# Job
Find each line with the word "date" in it, then give the total alone.

# Provided records
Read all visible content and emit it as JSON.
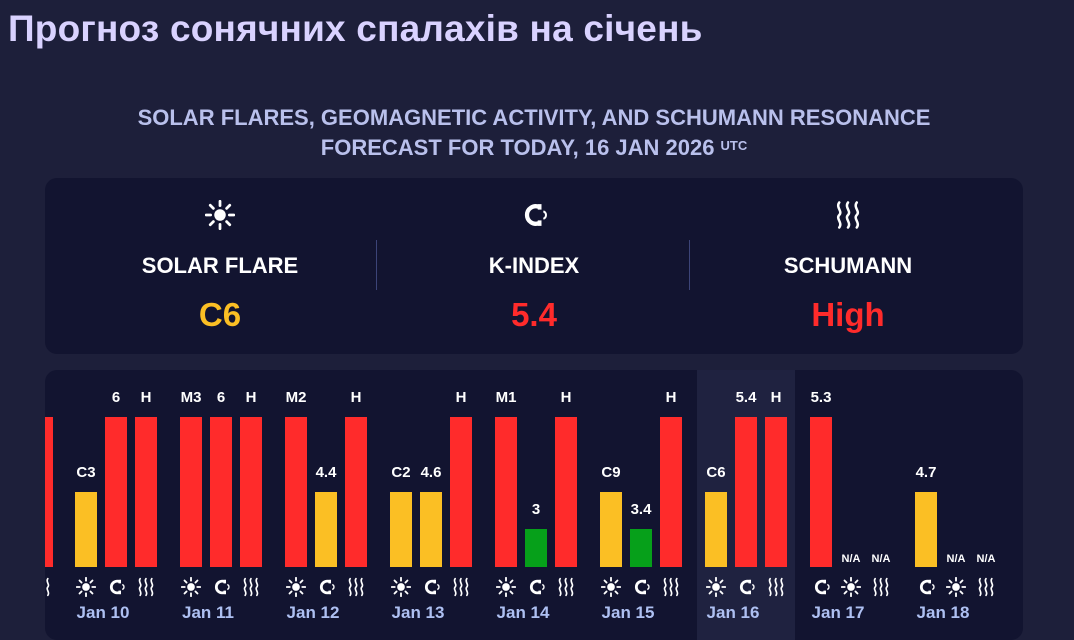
{
  "page_title": "Прогноз сонячних спалахів на січень",
  "subtitle": {
    "line1": "SOLAR FLARES, GEOMAGNETIC ACTIVITY, AND SCHUMANN RESONANCE",
    "line2": "FORECAST FOR TODAY, 16 JAN 2026",
    "tz": "UTC"
  },
  "colors": {
    "high": "#ff2b2b",
    "moderate": "#fbbf24",
    "low": "#06a01a",
    "flare_value": "#fbbf24"
  },
  "summary": {
    "solar_flare": {
      "label": "SOLAR FLARE",
      "value": "C6",
      "icon": "sun-icon"
    },
    "k_index": {
      "label": "K-INDEX",
      "value": "5.4",
      "icon": "magnet-icon"
    },
    "schumann": {
      "label": "SCHUMANN",
      "value": "High",
      "icon": "waves-icon"
    }
  },
  "forecast": {
    "partial_day": {
      "bars": [
        {
          "label": "",
          "level": 1.0,
          "color": "red",
          "icon": "waves-icon"
        }
      ]
    },
    "days": [
      {
        "date": "Jan 10",
        "today": false,
        "bars": [
          {
            "label": "C3",
            "level": 0.5,
            "color": "yellow",
            "icon": "sun-icon"
          },
          {
            "label": "6",
            "level": 1.0,
            "color": "red",
            "icon": "magnet-icon"
          },
          {
            "label": "H",
            "level": 1.0,
            "color": "red",
            "icon": "waves-icon"
          }
        ]
      },
      {
        "date": "Jan 11",
        "today": false,
        "bars": [
          {
            "label": "M3",
            "level": 1.0,
            "color": "red",
            "icon": "sun-icon"
          },
          {
            "label": "6",
            "level": 1.0,
            "color": "red",
            "icon": "magnet-icon"
          },
          {
            "label": "H",
            "level": 1.0,
            "color": "red",
            "icon": "waves-icon"
          }
        ]
      },
      {
        "date": "Jan 12",
        "today": false,
        "bars": [
          {
            "label": "M2",
            "level": 1.0,
            "color": "red",
            "icon": "sun-icon"
          },
          {
            "label": "4.4",
            "level": 0.5,
            "color": "yellow",
            "icon": "magnet-icon"
          },
          {
            "label": "H",
            "level": 1.0,
            "color": "red",
            "icon": "waves-icon"
          }
        ]
      },
      {
        "date": "Jan 13",
        "today": false,
        "bars": [
          {
            "label": "C2",
            "level": 0.5,
            "color": "yellow",
            "icon": "sun-icon"
          },
          {
            "label": "4.6",
            "level": 0.5,
            "color": "yellow",
            "icon": "magnet-icon"
          },
          {
            "label": "H",
            "level": 1.0,
            "color": "red",
            "icon": "waves-icon"
          }
        ]
      },
      {
        "date": "Jan 14",
        "today": false,
        "bars": [
          {
            "label": "M1",
            "level": 1.0,
            "color": "red",
            "icon": "sun-icon"
          },
          {
            "label": "3",
            "level": 0.25,
            "color": "green",
            "icon": "magnet-icon"
          },
          {
            "label": "H",
            "level": 1.0,
            "color": "red",
            "icon": "waves-icon"
          }
        ]
      },
      {
        "date": "Jan 15",
        "today": false,
        "bars": [
          {
            "label": "C9",
            "level": 0.5,
            "color": "yellow",
            "icon": "sun-icon"
          },
          {
            "label": "3.4",
            "level": 0.25,
            "color": "green",
            "icon": "magnet-icon"
          },
          {
            "label": "H",
            "level": 1.0,
            "color": "red",
            "icon": "waves-icon"
          }
        ]
      },
      {
        "date": "Jan 16",
        "today": true,
        "bars": [
          {
            "label": "C6",
            "level": 0.5,
            "color": "yellow",
            "icon": "sun-icon"
          },
          {
            "label": "5.4",
            "level": 1.0,
            "color": "red",
            "icon": "magnet-icon"
          },
          {
            "label": "H",
            "level": 1.0,
            "color": "red",
            "icon": "waves-icon"
          }
        ]
      },
      {
        "date": "Jan 17",
        "today": false,
        "bars": [
          {
            "label": "5.3",
            "level": 1.0,
            "color": "red",
            "icon": "magnet-icon"
          },
          {
            "label": "N/A",
            "level": 0,
            "color": "none",
            "icon": "sun-icon"
          },
          {
            "label": "N/A",
            "level": 0,
            "color": "none",
            "icon": "waves-icon"
          }
        ]
      },
      {
        "date": "Jan 18",
        "today": false,
        "bars": [
          {
            "label": "4.7",
            "level": 0.5,
            "color": "yellow",
            "icon": "magnet-icon"
          },
          {
            "label": "N/A",
            "level": 0,
            "color": "none",
            "icon": "sun-icon"
          },
          {
            "label": "N/A",
            "level": 0,
            "color": "none",
            "icon": "waves-icon"
          }
        ]
      }
    ]
  }
}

# Result
9